Work to do =>
Output the records exactly as they appear, with no pictures included.

Records supplied =>
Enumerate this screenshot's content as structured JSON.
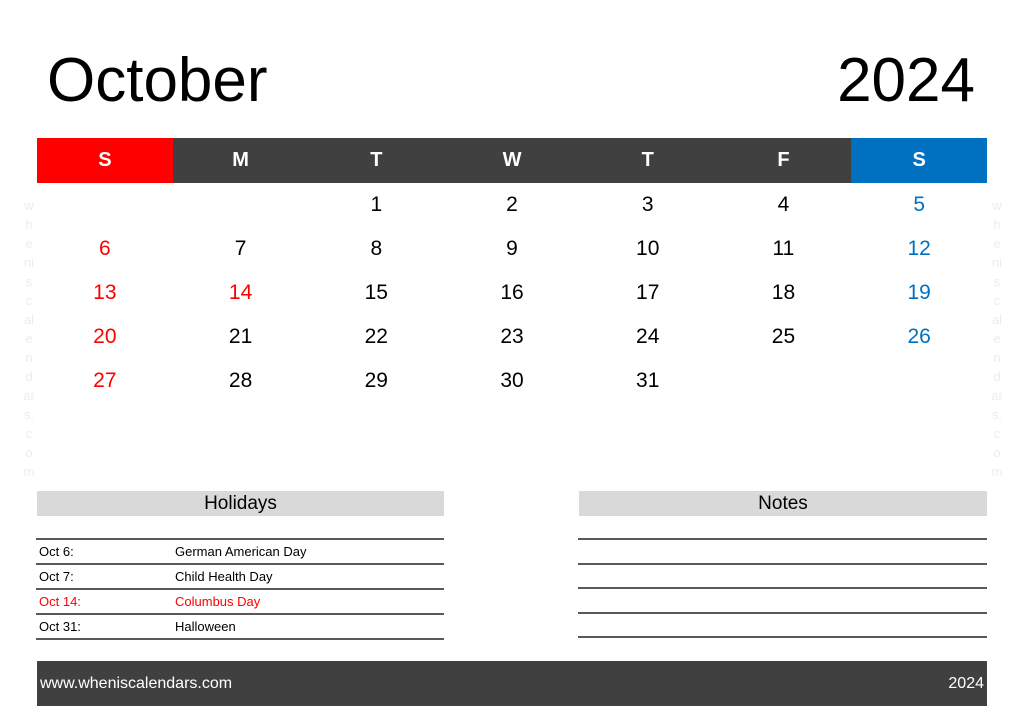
{
  "header": {
    "month": "October",
    "year": "2024"
  },
  "weekdays": [
    {
      "label": "S",
      "type": "sun"
    },
    {
      "label": "M",
      "type": ""
    },
    {
      "label": "T",
      "type": ""
    },
    {
      "label": "W",
      "type": ""
    },
    {
      "label": "T",
      "type": ""
    },
    {
      "label": "F",
      "type": ""
    },
    {
      "label": "S",
      "type": "sat"
    }
  ],
  "weeks": [
    [
      "",
      "",
      "1",
      "2",
      "3",
      "4",
      "5"
    ],
    [
      "6",
      "7",
      "8",
      "9",
      "10",
      "11",
      "12"
    ],
    [
      "13",
      "14",
      "15",
      "16",
      "17",
      "18",
      "19"
    ],
    [
      "20",
      "21",
      "22",
      "23",
      "24",
      "25",
      "26"
    ],
    [
      "27",
      "28",
      "29",
      "30",
      "31",
      "",
      ""
    ]
  ],
  "highlighted_holiday_dates": [
    "14"
  ],
  "colors": {
    "sunday": "#ff0000",
    "saturday": "#0070c0",
    "header_bg": "#404040",
    "holiday": "#ff0000"
  },
  "watermark": [
    "w",
    "h",
    "e",
    "ni",
    "s",
    "c",
    "al",
    "e",
    "n",
    "d",
    "ar",
    "s.",
    "c",
    "o",
    "m"
  ],
  "holidays": {
    "title": "Holidays",
    "items": [
      {
        "date": "Oct 6:",
        "name": "German American Day",
        "highlight": false
      },
      {
        "date": "Oct 7:",
        "name": "Child Health Day",
        "highlight": false
      },
      {
        "date": "Oct 14:",
        "name": "Columbus Day",
        "highlight": true
      },
      {
        "date": "Oct 31:",
        "name": "Halloween",
        "highlight": false
      }
    ]
  },
  "notes": {
    "title": "Notes",
    "line_count": 5
  },
  "footer": {
    "url": "www.wheniscalendars.com",
    "year": "2024"
  }
}
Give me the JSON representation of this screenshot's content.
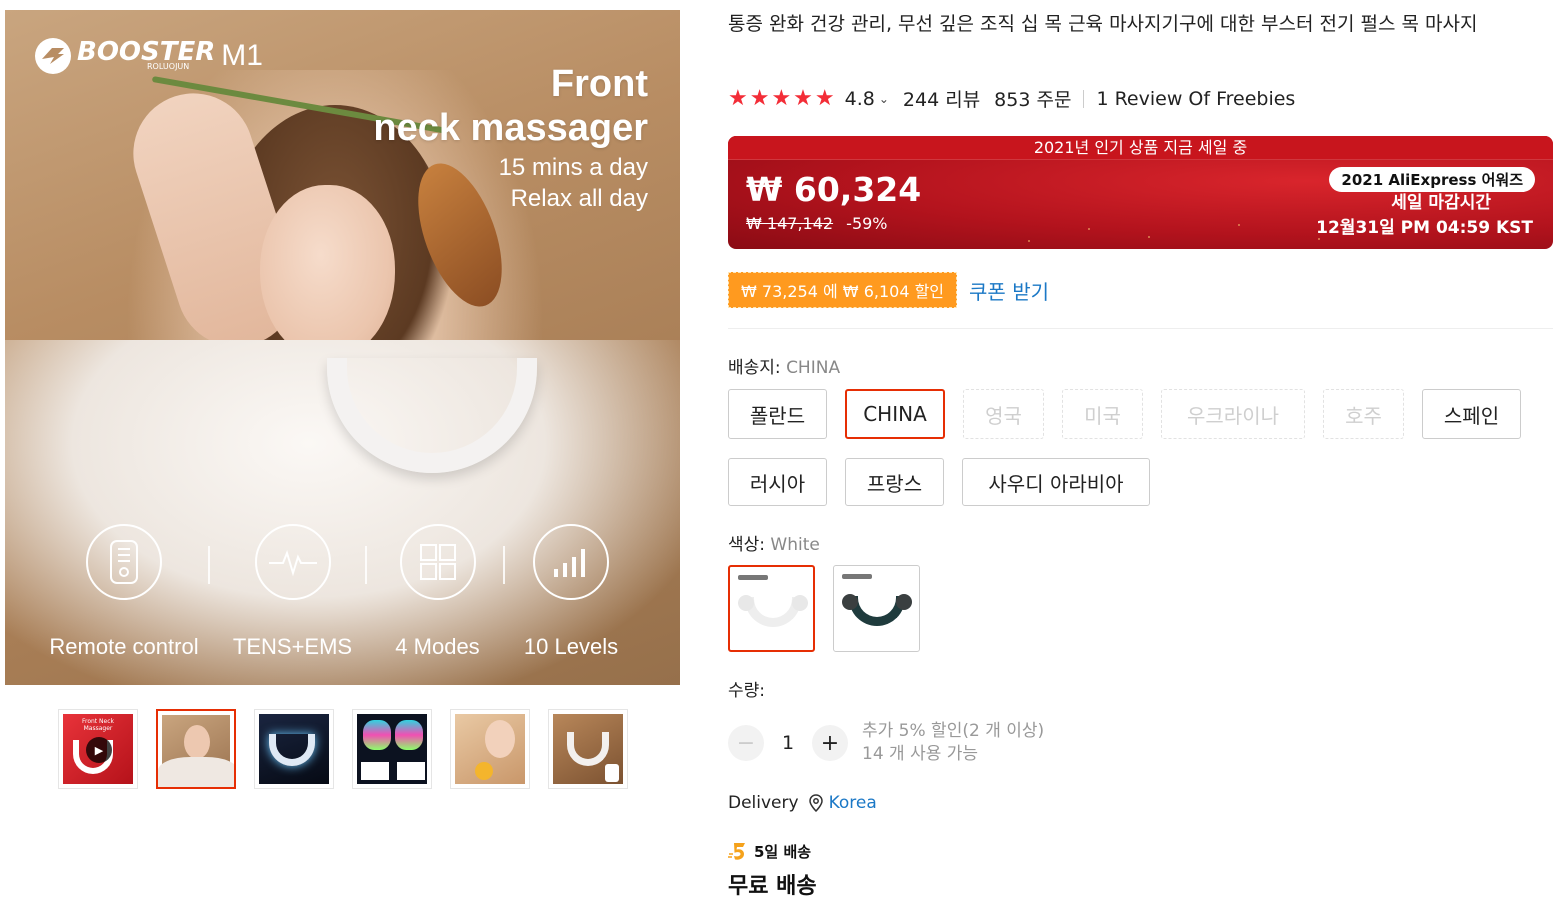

Output for this exercise =>
Enumerate this screenshot's content as structured JSON.
{
  "header": {
    "month": "October",
    "year": "2024"
  },
  "weekdays": [
    {
      "label": "S",
      "type": "sun"
    },
    {
      "label": "M",
      "type": ""
    },
    {
      "label": "T",
      "type": ""
    },
    {
      "label": "W",
      "type": ""
    },
    {
      "label": "T",
      "type": ""
    },
    {
      "label": "F",
      "type": ""
    },
    {
      "label": "S",
      "type": "sat"
    }
  ],
  "weeks": [
    [
      "",
      "",
      "1",
      "2",
      "3",
      "4",
      "5"
    ],
    [
      "6",
      "7",
      "8",
      "9",
      "10",
      "11",
      "12"
    ],
    [
      "13",
      "14",
      "15",
      "16",
      "17",
      "18",
      "19"
    ],
    [
      "20",
      "21",
      "22",
      "23",
      "24",
      "25",
      "26"
    ],
    [
      "27",
      "28",
      "29",
      "30",
      "31",
      "",
      ""
    ]
  ],
  "highlighted_holiday_dates": [
    "14"
  ],
  "colors": {
    "sunday": "#ff0000",
    "saturday": "#0070c0",
    "header_bg": "#404040",
    "holiday": "#ff0000"
  },
  "watermark": [
    "w",
    "h",
    "e",
    "ni",
    "s",
    "c",
    "al",
    "e",
    "n",
    "d",
    "ar",
    "s.",
    "c",
    "o",
    "m"
  ],
  "holidays": {
    "title": "Holidays",
    "items": [
      {
        "date": "Oct 6:",
        "name": "German American Day",
        "highlight": false
      },
      {
        "date": "Oct 7:",
        "name": "Child Health Day",
        "highlight": false
      },
      {
        "date": "Oct 14:",
        "name": "Columbus Day",
        "highlight": true
      },
      {
        "date": "Oct 31:",
        "name": "Halloween",
        "highlight": false
      }
    ]
  },
  "notes": {
    "title": "Notes",
    "line_count": 5
  },
  "footer": {
    "url": "www.wheniscalendars.com",
    "year": "2024"
  }
}
Give me the JSON representation of this screenshot's content.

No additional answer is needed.